Figure collection entries
================

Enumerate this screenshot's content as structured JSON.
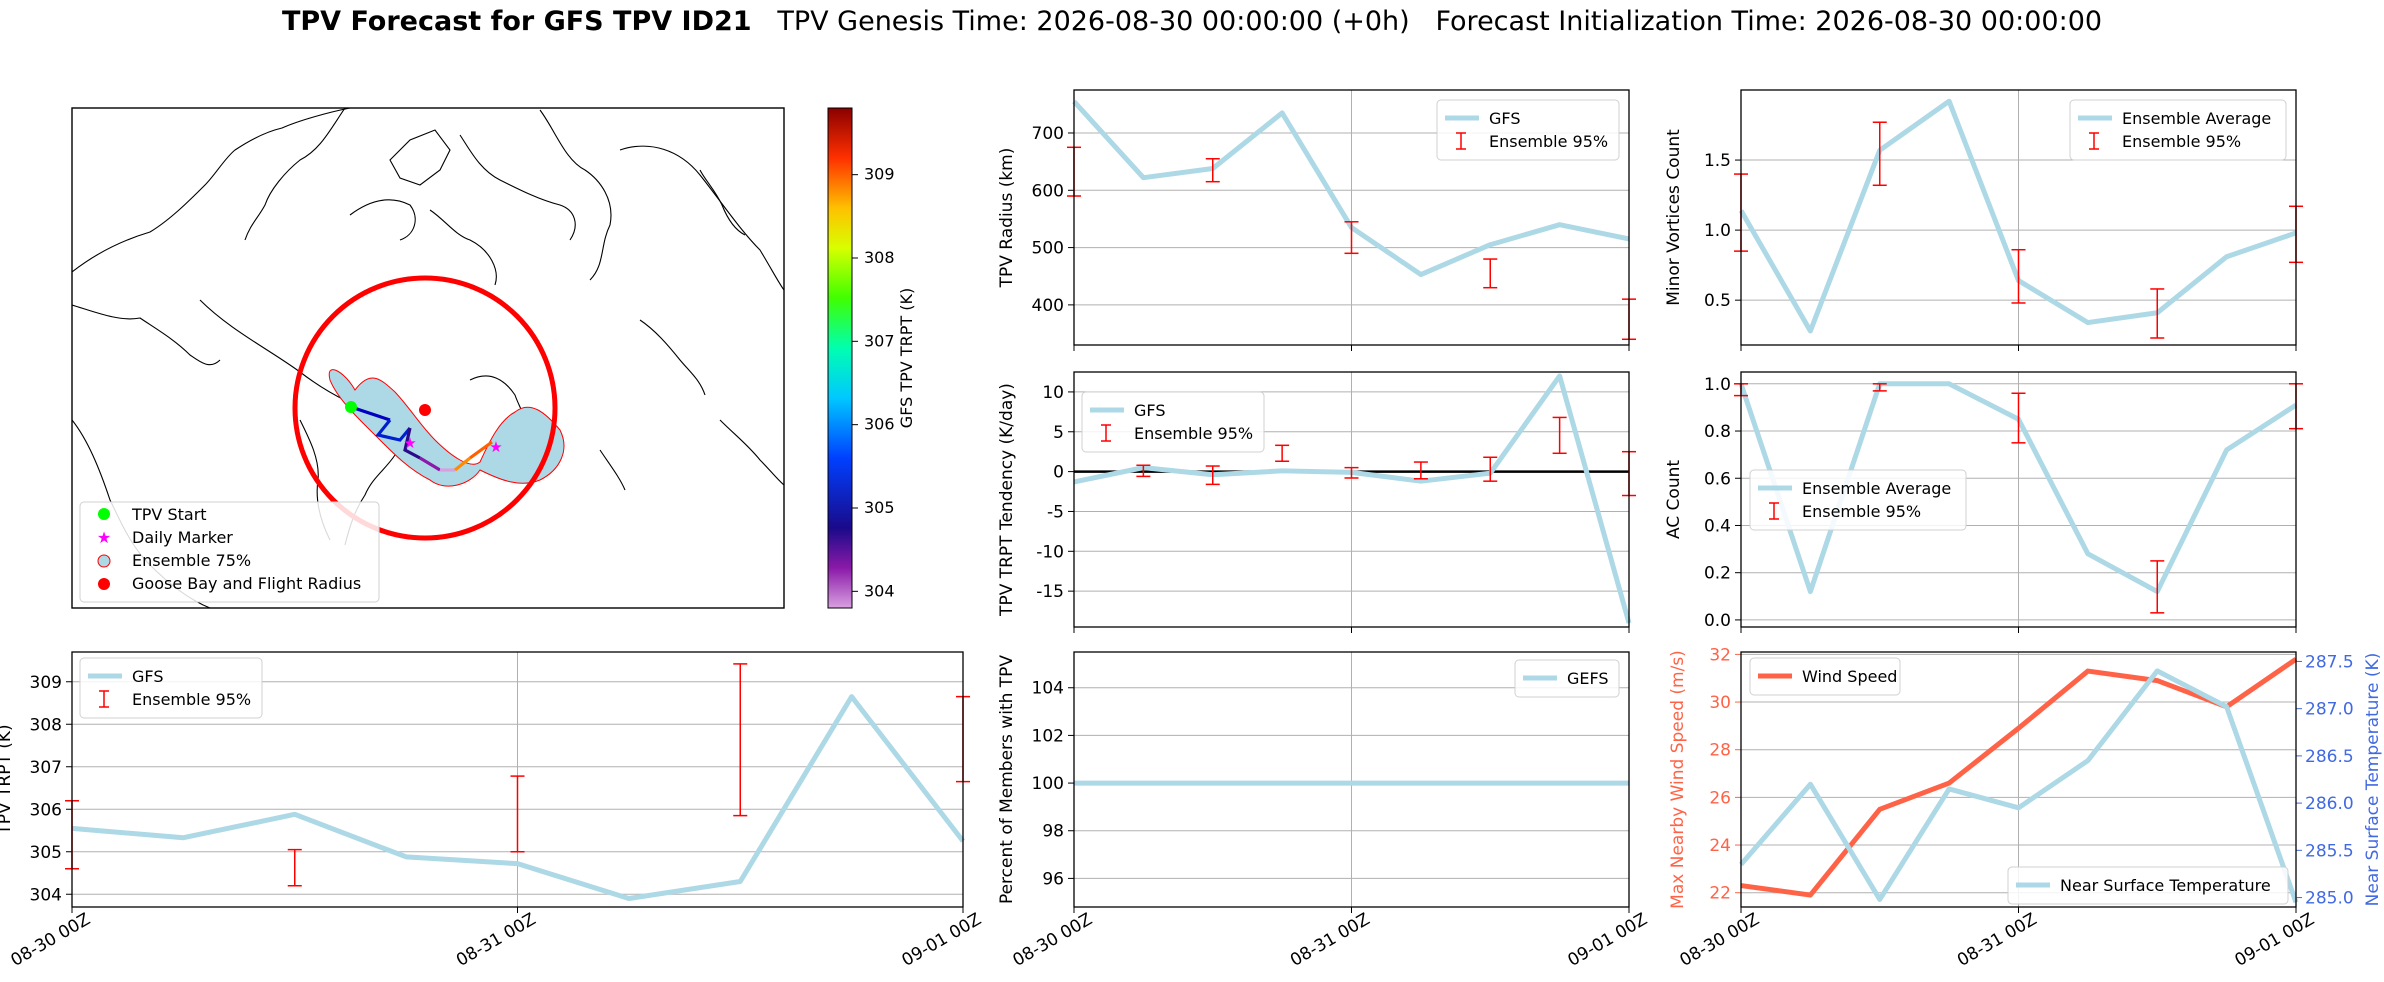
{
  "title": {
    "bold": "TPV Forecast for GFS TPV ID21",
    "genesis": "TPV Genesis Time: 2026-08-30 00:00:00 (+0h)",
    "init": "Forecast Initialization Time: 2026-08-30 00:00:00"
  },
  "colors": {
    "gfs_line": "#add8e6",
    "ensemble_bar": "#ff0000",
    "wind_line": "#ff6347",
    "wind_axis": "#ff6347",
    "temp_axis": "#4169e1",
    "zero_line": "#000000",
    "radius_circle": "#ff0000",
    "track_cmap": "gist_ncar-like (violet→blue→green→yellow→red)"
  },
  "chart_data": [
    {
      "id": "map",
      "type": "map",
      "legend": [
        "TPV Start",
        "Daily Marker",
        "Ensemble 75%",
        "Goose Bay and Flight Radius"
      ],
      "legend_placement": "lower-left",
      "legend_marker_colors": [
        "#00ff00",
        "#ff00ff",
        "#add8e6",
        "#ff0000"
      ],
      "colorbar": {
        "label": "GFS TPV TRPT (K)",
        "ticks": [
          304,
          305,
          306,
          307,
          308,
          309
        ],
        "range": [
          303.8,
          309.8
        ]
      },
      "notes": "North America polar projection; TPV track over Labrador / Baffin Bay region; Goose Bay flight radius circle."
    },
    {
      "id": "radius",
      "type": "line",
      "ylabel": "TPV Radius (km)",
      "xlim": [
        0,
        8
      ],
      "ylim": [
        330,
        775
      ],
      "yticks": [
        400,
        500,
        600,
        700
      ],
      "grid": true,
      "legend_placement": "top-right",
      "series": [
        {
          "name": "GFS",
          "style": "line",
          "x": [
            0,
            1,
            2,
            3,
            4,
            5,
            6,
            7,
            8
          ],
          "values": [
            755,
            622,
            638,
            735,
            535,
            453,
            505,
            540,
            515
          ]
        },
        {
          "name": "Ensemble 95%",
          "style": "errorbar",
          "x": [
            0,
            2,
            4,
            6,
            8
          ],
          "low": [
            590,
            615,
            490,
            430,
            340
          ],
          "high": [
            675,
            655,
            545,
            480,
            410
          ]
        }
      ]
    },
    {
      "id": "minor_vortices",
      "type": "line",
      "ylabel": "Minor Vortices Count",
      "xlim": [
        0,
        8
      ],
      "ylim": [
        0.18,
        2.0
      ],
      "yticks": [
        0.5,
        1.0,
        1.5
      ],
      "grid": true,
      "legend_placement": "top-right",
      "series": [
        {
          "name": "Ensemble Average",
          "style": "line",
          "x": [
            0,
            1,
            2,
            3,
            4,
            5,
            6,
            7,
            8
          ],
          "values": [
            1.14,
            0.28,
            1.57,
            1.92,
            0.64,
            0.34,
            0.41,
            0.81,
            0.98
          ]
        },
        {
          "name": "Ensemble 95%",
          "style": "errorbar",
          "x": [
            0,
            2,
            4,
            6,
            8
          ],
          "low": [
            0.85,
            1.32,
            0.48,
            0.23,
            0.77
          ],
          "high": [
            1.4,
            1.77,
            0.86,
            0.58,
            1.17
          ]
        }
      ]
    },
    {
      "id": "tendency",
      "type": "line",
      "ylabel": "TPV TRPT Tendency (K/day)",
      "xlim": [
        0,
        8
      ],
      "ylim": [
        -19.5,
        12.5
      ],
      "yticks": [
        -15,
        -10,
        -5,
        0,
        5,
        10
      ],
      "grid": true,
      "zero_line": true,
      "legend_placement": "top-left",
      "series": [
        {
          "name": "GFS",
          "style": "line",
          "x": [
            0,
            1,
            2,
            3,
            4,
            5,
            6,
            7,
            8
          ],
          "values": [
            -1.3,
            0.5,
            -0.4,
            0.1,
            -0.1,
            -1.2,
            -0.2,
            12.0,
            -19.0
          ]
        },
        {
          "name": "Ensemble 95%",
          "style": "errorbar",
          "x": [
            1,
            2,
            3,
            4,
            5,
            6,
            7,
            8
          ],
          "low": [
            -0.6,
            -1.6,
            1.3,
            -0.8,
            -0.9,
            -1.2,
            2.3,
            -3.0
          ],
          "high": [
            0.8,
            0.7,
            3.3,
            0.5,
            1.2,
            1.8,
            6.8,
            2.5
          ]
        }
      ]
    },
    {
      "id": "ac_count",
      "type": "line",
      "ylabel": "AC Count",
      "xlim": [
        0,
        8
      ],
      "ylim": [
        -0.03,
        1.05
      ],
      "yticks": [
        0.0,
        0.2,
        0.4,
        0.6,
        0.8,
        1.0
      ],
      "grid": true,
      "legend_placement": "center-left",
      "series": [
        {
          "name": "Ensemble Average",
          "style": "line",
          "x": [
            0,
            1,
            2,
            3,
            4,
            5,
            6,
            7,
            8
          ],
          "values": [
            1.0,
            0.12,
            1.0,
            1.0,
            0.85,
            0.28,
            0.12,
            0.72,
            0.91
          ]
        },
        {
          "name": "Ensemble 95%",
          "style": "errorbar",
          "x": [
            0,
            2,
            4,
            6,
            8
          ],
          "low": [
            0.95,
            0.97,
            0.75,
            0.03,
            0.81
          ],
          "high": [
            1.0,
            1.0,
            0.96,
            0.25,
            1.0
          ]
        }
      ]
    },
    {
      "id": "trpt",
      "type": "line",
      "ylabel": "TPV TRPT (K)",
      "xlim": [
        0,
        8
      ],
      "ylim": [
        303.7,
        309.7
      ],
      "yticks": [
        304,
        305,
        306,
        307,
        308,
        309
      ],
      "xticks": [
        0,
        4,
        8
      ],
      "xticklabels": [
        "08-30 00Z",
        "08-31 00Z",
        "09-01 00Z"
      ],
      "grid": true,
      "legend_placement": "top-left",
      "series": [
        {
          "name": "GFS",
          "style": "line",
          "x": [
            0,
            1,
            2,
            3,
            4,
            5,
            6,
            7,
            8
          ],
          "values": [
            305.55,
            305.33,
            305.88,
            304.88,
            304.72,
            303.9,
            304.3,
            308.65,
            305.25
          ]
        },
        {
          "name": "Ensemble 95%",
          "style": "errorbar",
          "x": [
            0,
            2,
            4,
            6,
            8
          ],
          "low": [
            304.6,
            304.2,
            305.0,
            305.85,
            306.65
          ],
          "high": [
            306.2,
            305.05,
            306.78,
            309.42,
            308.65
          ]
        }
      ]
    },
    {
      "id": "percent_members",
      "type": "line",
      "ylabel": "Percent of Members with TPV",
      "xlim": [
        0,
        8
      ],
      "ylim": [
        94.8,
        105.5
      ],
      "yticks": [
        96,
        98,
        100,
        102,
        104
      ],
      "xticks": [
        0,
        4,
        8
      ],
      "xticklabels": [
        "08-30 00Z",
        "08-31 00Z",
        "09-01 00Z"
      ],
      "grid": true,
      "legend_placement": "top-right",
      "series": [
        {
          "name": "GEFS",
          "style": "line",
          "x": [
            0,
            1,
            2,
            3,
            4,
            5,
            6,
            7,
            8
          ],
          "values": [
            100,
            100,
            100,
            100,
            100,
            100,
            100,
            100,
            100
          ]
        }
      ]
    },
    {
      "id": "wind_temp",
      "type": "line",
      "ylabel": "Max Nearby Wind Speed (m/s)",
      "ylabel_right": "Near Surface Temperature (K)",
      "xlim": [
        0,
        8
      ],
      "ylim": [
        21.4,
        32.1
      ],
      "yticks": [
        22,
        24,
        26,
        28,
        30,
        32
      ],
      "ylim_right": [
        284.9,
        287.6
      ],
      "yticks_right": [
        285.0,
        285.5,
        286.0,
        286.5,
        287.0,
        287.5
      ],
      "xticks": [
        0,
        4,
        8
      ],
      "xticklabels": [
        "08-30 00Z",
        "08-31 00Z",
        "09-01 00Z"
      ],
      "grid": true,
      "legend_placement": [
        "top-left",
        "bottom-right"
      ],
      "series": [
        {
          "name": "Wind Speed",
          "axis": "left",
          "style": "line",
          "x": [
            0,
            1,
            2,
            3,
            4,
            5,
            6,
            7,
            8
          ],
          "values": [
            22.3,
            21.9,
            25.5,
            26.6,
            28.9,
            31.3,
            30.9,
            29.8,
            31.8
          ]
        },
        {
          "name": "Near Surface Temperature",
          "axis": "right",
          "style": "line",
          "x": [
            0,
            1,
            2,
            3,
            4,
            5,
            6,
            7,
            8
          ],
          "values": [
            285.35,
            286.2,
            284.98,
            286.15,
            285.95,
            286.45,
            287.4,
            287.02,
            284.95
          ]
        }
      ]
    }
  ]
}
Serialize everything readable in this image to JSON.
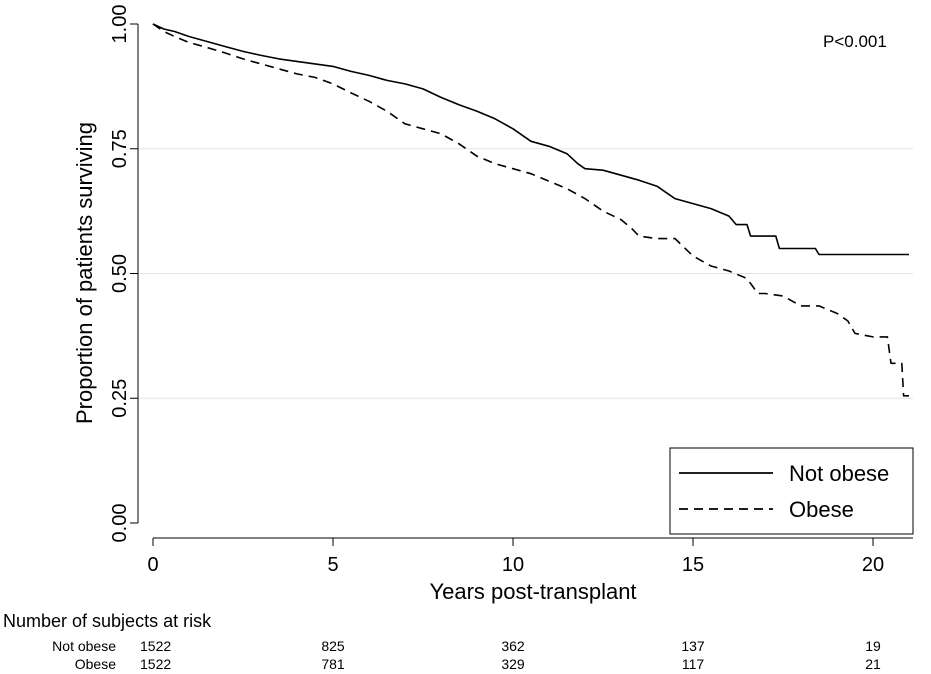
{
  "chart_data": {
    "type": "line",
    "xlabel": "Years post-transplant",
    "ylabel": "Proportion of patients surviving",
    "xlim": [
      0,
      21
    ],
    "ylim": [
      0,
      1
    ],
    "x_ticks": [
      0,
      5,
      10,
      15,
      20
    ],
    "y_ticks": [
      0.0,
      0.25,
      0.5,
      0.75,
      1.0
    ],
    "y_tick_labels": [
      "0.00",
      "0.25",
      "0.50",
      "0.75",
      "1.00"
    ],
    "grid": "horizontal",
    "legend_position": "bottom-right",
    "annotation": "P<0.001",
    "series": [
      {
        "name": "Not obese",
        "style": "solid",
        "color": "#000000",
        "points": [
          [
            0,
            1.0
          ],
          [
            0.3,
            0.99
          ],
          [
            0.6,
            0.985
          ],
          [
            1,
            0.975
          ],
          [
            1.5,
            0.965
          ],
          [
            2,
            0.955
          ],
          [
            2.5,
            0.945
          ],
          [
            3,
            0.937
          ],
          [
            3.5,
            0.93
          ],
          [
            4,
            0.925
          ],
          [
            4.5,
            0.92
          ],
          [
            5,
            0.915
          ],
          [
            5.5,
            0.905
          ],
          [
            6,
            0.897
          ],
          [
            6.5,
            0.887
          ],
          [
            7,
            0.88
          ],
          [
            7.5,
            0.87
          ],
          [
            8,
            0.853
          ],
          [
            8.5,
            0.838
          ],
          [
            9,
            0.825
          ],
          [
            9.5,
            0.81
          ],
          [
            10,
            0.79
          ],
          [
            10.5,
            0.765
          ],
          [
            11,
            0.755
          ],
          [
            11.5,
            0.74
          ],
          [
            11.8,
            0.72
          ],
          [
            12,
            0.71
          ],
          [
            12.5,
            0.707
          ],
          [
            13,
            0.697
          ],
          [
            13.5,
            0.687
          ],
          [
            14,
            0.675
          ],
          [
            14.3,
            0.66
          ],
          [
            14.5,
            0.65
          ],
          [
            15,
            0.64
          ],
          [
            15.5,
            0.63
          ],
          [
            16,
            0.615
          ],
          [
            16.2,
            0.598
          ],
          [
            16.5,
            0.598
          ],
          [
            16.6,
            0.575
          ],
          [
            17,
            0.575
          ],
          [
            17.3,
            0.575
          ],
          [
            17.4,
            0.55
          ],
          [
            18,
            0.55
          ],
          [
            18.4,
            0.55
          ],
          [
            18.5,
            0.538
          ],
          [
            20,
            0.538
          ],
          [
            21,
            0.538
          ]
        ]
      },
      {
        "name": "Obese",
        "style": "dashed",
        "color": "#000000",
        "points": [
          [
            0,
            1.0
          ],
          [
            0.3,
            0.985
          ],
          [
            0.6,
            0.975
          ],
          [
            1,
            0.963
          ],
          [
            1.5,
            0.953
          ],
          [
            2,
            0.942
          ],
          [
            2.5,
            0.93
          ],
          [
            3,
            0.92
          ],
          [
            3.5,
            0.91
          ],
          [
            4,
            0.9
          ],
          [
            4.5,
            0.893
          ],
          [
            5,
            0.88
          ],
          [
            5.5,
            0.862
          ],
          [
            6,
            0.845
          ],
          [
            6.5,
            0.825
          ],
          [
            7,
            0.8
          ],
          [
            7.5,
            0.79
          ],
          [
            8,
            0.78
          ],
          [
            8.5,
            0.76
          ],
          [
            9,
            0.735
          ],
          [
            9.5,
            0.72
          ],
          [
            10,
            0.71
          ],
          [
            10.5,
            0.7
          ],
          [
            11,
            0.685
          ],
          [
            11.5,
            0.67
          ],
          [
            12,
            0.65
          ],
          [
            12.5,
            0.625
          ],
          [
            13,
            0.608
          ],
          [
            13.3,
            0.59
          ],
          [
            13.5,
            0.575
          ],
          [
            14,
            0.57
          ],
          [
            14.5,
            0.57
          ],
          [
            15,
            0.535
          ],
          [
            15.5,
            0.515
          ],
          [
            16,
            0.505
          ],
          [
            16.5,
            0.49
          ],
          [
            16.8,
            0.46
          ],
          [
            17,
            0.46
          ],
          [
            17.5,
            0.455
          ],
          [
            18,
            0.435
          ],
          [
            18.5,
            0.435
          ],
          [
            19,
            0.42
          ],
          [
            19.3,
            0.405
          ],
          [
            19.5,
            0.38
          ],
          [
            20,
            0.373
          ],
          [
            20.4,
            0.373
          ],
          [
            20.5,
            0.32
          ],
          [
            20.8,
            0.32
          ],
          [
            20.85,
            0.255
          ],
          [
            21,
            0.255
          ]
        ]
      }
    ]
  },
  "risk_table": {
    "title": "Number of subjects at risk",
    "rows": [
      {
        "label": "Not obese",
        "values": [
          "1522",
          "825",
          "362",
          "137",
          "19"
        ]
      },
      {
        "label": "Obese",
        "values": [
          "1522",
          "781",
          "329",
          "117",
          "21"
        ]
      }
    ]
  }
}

================

* **Task item**
The word to find is "Surface". Copy every line of the data that holds it.

* **Result of this exercise**
      "ylabel_right": "Near Surface Temperature (K)",
          "name": "Near Surface Temperature",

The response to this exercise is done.